(Saved entries)
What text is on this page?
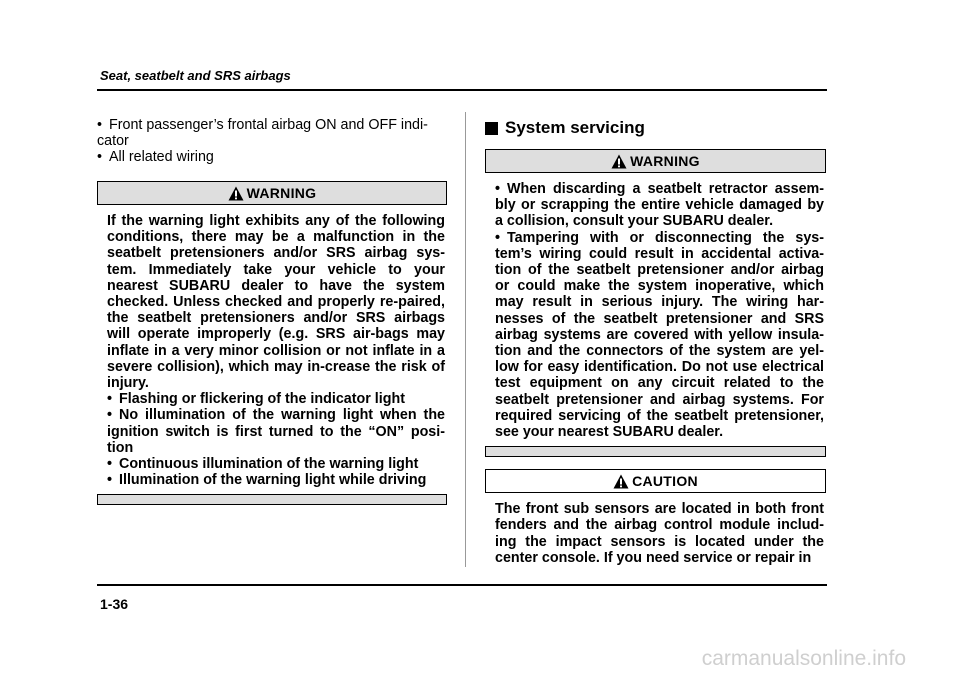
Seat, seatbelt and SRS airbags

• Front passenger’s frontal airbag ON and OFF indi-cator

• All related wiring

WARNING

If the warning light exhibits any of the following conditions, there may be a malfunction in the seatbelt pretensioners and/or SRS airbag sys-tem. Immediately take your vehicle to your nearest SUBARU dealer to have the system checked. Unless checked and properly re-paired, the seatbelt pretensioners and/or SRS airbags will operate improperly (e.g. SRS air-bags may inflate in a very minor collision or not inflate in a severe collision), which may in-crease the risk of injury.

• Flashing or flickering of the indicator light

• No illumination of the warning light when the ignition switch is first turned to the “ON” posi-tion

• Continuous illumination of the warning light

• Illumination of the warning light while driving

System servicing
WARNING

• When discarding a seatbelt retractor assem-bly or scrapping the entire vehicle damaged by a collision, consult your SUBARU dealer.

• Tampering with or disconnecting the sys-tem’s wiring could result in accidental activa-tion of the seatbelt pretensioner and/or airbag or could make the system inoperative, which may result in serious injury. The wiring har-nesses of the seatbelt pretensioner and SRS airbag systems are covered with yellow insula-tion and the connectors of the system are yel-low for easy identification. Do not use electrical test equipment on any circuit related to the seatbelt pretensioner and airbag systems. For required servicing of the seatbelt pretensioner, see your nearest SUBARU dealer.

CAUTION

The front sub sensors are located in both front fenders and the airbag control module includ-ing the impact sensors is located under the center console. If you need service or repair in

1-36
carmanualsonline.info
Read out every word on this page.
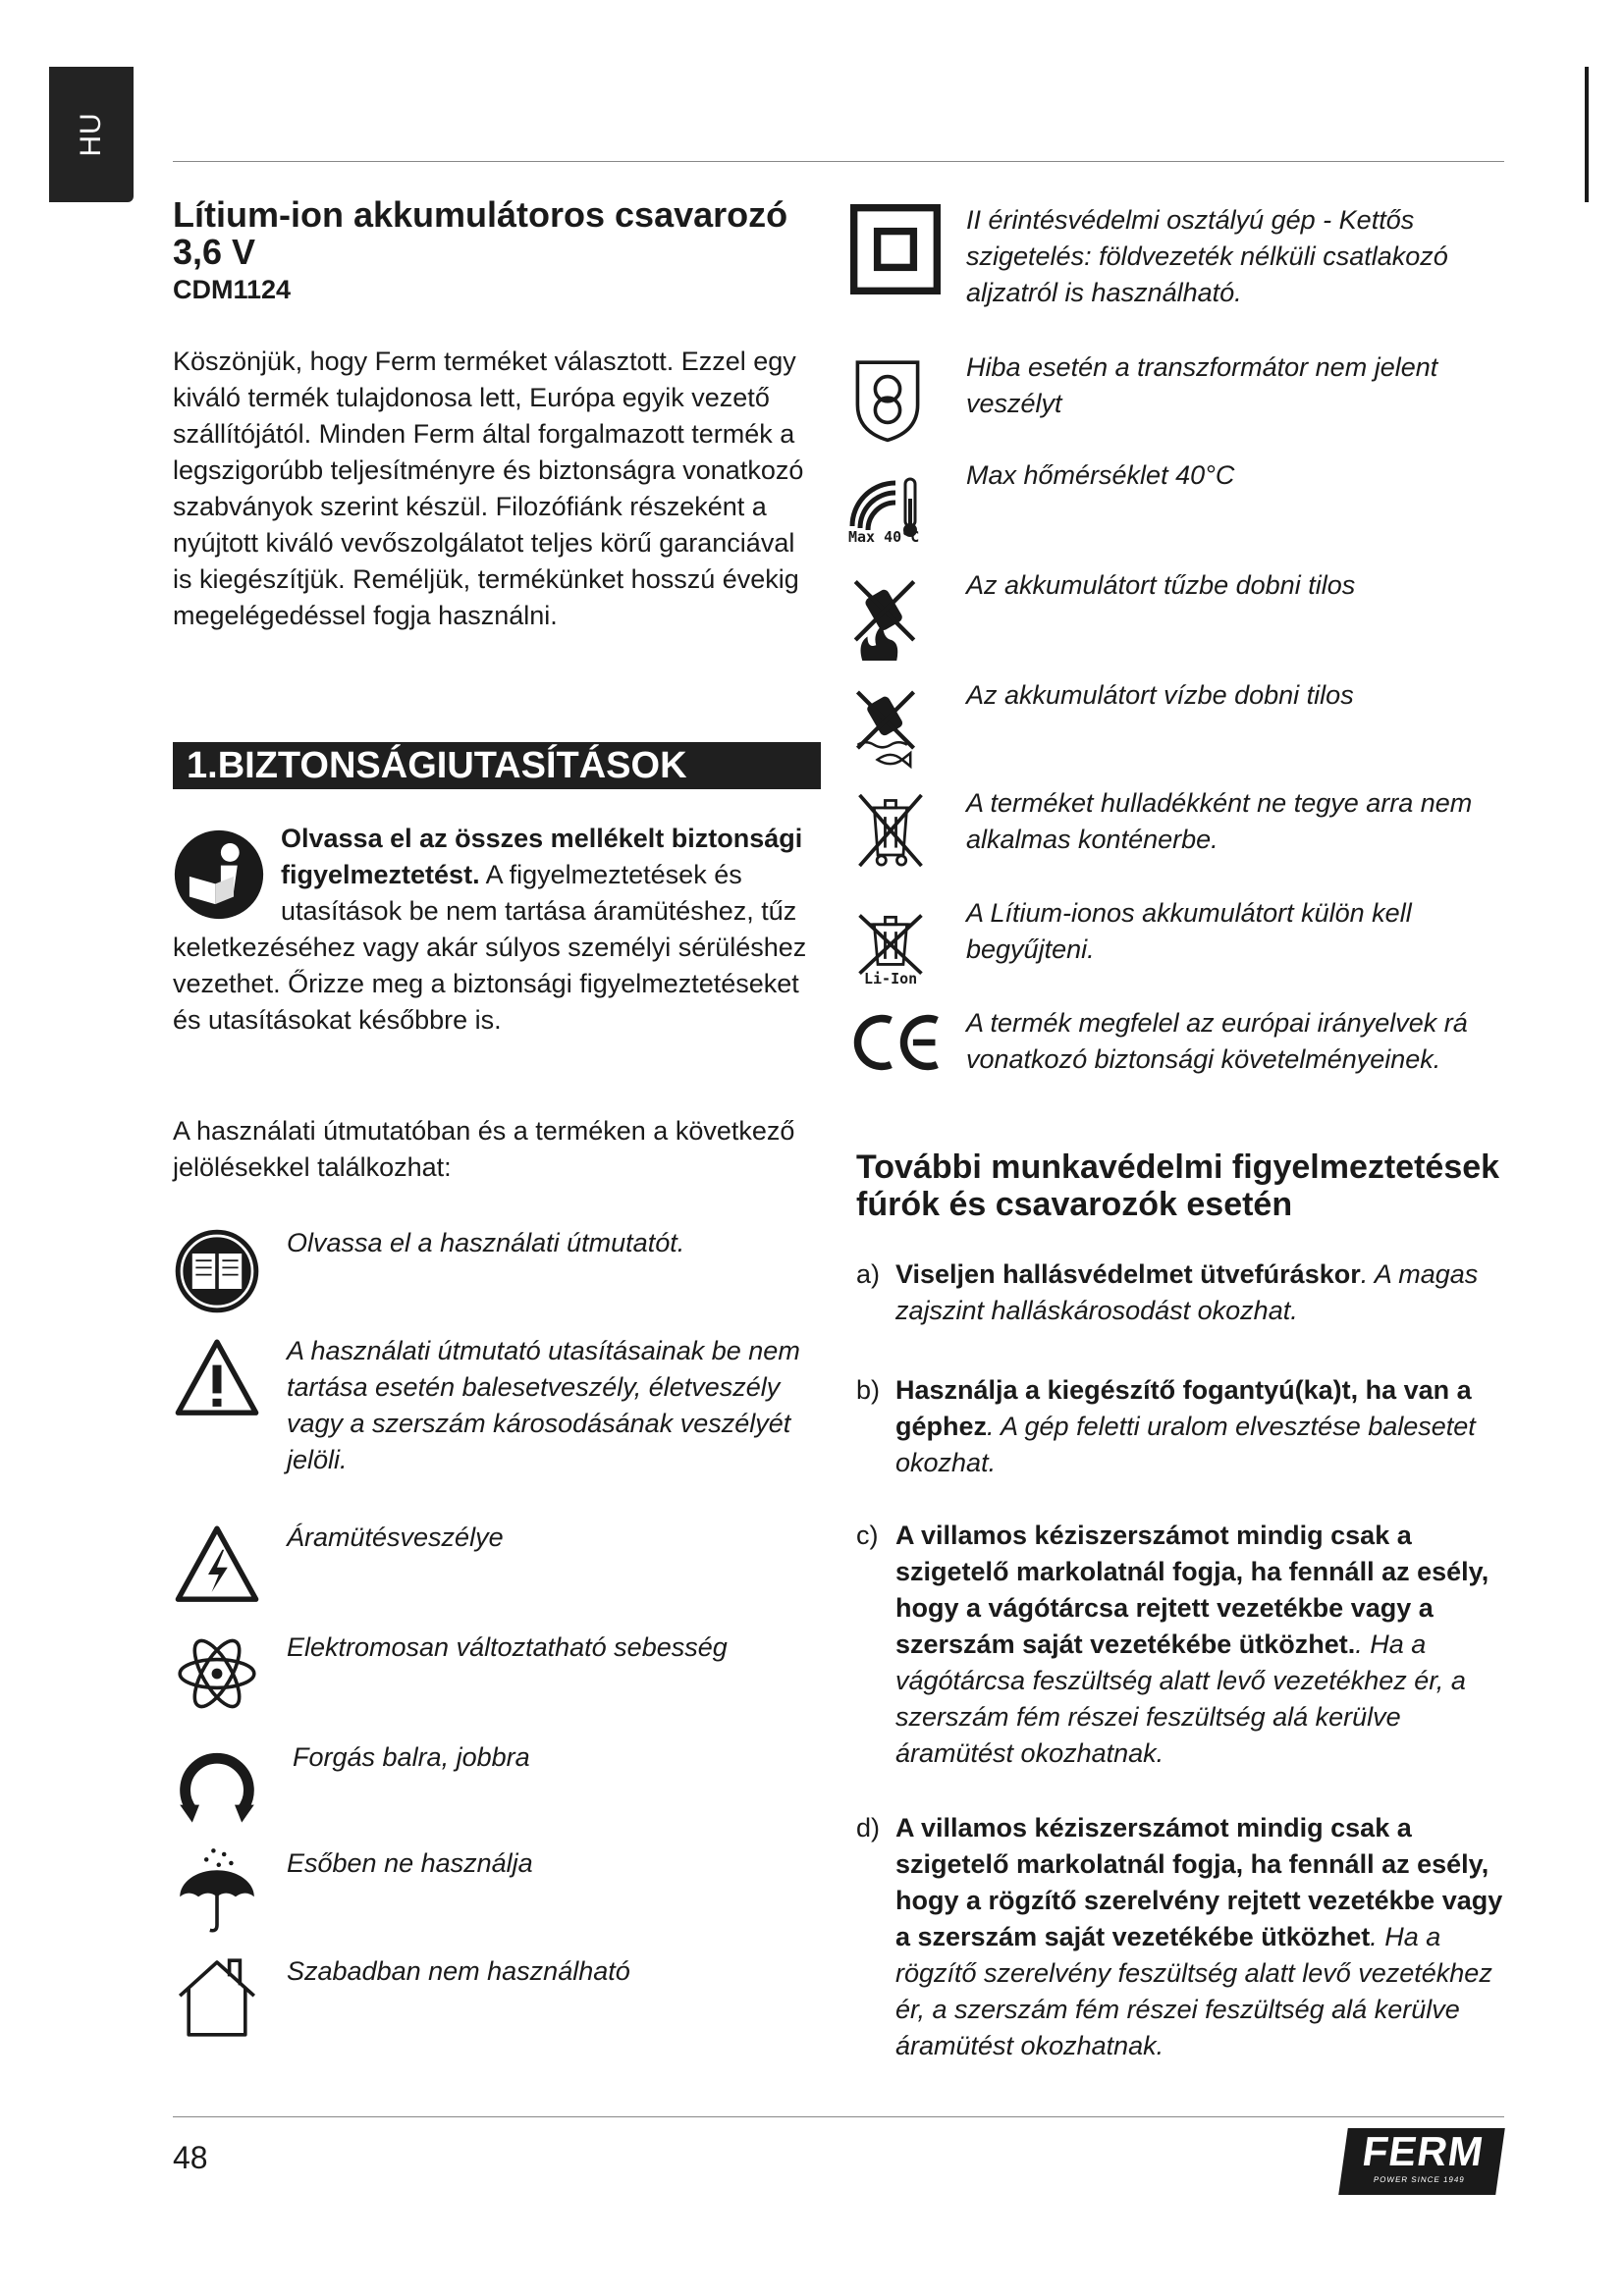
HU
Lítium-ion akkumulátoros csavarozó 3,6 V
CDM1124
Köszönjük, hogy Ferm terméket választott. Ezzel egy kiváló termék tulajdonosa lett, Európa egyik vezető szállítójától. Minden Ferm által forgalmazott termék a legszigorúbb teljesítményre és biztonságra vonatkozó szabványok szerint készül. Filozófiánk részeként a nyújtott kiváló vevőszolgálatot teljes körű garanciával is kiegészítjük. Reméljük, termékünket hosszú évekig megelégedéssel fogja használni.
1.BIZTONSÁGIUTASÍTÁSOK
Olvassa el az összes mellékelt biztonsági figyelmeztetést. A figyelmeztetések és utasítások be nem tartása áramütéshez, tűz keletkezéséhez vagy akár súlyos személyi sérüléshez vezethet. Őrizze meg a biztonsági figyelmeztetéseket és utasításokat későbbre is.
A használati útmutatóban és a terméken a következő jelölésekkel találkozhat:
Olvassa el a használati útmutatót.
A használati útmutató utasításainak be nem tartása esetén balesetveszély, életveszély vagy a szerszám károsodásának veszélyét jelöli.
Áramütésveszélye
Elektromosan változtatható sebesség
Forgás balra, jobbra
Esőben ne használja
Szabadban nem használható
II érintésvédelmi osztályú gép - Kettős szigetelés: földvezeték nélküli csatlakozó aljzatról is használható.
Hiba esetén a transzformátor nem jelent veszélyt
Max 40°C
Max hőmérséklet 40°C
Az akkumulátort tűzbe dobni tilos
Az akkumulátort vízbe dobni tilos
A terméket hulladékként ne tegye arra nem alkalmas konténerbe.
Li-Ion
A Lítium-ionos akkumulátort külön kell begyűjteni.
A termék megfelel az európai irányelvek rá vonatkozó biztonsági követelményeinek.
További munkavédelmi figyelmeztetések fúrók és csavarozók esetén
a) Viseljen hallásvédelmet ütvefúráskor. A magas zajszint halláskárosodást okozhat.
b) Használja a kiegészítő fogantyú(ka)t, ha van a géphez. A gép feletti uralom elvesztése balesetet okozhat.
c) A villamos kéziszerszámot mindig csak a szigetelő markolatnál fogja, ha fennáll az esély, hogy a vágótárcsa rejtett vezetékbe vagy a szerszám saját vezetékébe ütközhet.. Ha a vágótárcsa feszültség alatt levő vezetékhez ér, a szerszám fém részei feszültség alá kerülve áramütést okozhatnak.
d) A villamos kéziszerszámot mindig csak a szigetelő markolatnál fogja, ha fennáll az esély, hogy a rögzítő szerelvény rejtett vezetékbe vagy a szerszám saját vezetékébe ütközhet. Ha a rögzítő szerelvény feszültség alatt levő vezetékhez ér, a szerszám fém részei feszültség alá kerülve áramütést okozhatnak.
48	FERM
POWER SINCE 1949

* * *

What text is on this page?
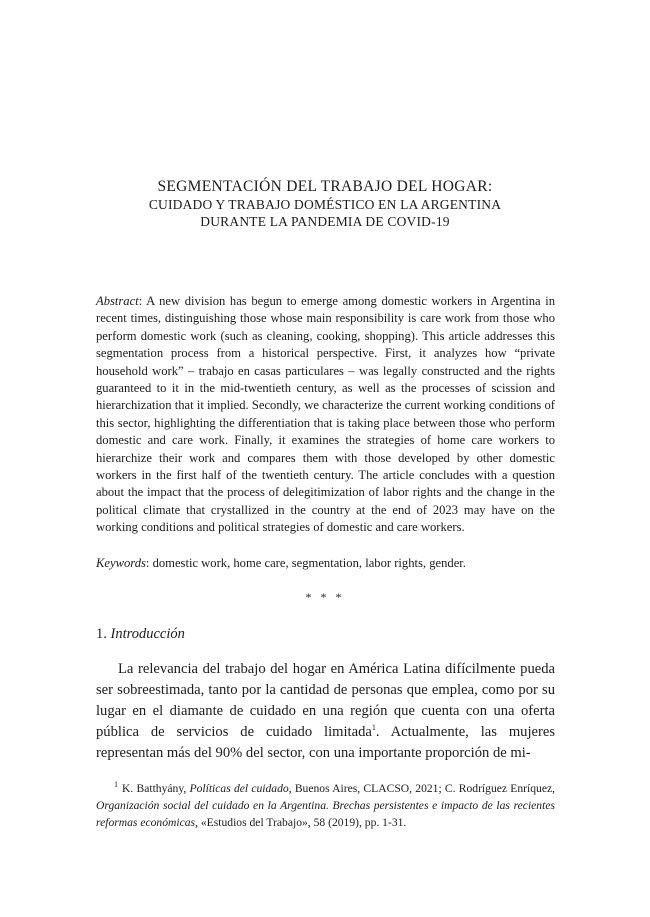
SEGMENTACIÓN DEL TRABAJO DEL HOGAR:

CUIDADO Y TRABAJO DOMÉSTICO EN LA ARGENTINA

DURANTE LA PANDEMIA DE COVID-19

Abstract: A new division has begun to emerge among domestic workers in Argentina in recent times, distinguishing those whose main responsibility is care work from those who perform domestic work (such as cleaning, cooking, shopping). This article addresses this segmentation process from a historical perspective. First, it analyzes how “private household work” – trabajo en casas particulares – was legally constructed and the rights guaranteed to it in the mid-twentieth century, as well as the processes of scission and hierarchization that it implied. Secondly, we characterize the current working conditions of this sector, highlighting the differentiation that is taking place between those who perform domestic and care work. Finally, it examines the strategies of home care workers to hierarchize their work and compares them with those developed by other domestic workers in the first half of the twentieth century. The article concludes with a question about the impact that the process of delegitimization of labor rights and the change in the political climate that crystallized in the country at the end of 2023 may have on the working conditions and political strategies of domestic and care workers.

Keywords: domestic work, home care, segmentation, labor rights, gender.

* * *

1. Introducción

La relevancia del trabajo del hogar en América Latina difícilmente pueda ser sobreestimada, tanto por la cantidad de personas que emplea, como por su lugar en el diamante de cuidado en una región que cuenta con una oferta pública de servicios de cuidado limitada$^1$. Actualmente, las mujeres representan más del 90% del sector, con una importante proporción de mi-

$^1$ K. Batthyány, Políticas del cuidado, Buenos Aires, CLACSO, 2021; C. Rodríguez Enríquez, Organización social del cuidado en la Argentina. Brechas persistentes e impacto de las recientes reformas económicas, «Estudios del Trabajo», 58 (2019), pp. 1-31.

* **TASK DESCRIPTION**
Go through the material above and count the lines that contain "tilos"; answer with the number alone.

* **ANSWER TO THIS PROBLEM**
2